# Dataset extract start

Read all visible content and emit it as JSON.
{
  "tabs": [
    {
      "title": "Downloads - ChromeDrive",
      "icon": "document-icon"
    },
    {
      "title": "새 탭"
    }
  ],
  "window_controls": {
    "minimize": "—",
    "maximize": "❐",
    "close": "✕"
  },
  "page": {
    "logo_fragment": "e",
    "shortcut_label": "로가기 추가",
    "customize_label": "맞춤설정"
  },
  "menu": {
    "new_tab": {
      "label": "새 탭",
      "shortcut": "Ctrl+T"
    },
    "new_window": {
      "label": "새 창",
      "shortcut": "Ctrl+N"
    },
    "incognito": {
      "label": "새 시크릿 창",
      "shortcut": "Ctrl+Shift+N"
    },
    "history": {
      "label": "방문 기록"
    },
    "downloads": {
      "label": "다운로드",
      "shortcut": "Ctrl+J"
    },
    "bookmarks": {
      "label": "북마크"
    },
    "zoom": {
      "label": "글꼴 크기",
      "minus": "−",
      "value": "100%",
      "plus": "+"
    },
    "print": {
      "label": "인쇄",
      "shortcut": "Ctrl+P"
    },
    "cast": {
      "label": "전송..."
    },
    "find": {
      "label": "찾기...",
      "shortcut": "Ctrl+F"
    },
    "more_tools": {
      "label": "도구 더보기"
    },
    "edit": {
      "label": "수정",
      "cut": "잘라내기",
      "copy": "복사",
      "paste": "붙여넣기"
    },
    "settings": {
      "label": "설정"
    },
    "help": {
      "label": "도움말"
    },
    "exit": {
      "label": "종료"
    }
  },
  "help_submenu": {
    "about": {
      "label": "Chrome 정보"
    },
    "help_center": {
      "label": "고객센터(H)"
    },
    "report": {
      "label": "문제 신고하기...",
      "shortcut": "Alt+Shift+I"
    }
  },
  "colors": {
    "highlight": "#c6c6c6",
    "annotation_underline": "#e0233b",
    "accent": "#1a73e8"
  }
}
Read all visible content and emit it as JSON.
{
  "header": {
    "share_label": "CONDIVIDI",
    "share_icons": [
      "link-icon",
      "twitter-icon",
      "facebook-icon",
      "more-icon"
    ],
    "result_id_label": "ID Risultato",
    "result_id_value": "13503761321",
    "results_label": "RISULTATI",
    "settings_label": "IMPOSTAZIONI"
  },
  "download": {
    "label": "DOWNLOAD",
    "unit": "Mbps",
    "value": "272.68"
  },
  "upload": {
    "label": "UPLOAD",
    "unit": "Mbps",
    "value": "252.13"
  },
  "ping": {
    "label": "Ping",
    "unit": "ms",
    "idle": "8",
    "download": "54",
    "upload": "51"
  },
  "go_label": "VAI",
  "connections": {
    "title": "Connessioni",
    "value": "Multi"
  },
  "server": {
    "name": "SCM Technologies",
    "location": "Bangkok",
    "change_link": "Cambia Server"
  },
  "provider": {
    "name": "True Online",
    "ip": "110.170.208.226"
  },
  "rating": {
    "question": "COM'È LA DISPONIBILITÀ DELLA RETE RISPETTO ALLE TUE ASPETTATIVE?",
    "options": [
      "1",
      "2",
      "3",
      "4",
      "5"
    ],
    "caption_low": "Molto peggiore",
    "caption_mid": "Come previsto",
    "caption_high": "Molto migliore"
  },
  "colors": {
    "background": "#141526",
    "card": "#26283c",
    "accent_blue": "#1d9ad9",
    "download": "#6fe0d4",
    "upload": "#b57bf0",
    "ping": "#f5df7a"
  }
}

# Dataset extract end

> [Your goal]: Return the lines above exactly, keeping every word.

> [Task output]:
Read all visible content and emit it as JSON.
{
  "tabs": [
    {
      "title": "Downloads - ChromeDrive",
      "icon": "document-icon"
    },
    {
      "title": "새 탭"
    }
  ],
  "window_controls": {
    "minimize": "—",
    "maximize": "❐",
    "close": "✕"
  },
  "page": {
    "logo_fragment": "e",
    "shortcut_label": "로가기 추가",
    "customize_label": "맞춤설정"
  },
  "menu": {
    "new_tab": {
      "label": "새 탭",
      "shortcut": "Ctrl+T"
    },
    "new_window": {
      "label": "새 창",
      "shortcut": "Ctrl+N"
    },
    "incognito": {
      "label": "새 시크릿 창",
      "shortcut": "Ctrl+Shift+N"
    },
    "history": {
      "label": "방문 기록"
    },
    "downloads": {
      "label": "다운로드",
      "shortcut": "Ctrl+J"
    },
    "bookmarks": {
      "label": "북마크"
    },
    "zoom": {
      "label": "글꼴 크기",
      "minus": "−",
      "value": "100%",
      "plus": "+"
    },
    "print": {
      "label": "인쇄",
      "shortcut": "Ctrl+P"
    },
    "cast": {
      "label": "전송..."
    },
    "find": {
      "label": "찾기...",
      "shortcut": "Ctrl+F"
    },
    "more_tools": {
      "label": "도구 더보기"
    },
    "edit": {
      "label": "수정",
      "cut": "잘라내기",
      "copy": "복사",
      "paste": "붙여넣기"
    },
    "settings": {
      "label": "설정"
    },
    "help": {
      "label": "도움말"
    },
    "exit": {
      "label": "종료"
    }
  },
  "help_submenu": {
    "about": {
      "label": "Chrome 정보"
    },
    "help_center": {
      "label": "고객센터(H)"
    },
    "report": {
      "label": "문제 신고하기...",
      "shortcut": "Alt+Shift+I"
    }
  },
  "colors": {
    "highlight": "#c6c6c6",
    "annotation_underline": "#e0233b",
    "accent": "#1a73e8"
  }
}
Read all visible content and emit it as JSON.
{
  "header": {
    "share_label": "CONDIVIDI",
    "share_icons": [
      "link-icon",
      "twitter-icon",
      "facebook-icon",
      "more-icon"
    ],
    "result_id_label": "ID Risultato",
    "result_id_value": "13503761321",
    "results_label": "RISULTATI",
    "settings_label": "IMPOSTAZIONI"
  },
  "download": {
    "label": "DOWNLOAD",
    "unit": "Mbps",
    "value": "272.68"
  },
  "upload": {
    "label": "UPLOAD",
    "unit": "Mbps",
    "value": "252.13"
  },
  "ping": {
    "label": "Ping",
    "unit": "ms",
    "idle": "8",
    "download": "54",
    "upload": "51"
  },
  "go_label": "VAI",
  "connections": {
    "title": "Connessioni",
    "value": "Multi"
  },
  "server": {
    "name": "SCM Technologies",
    "location": "Bangkok",
    "change_link": "Cambia Server"
  },
  "provider": {
    "name": "True Online",
    "ip": "110.170.208.226"
  },
  "rating": {
    "question": "COM'È LA DISPONIBILITÀ DELLA RETE RISPETTO ALLE TUE ASPETTATIVE?",
    "options": [
      "1",
      "2",
      "3",
      "4",
      "5"
    ],
    "caption_low": "Molto peggiore",
    "caption_mid": "Come previsto",
    "caption_high": "Molto migliore"
  },
  "colors": {
    "background": "#141526",
    "card": "#26283c",
    "accent_blue": "#1d9ad9",
    "download": "#6fe0d4",
    "upload": "#b57bf0",
    "ping": "#f5df7a"
  }
}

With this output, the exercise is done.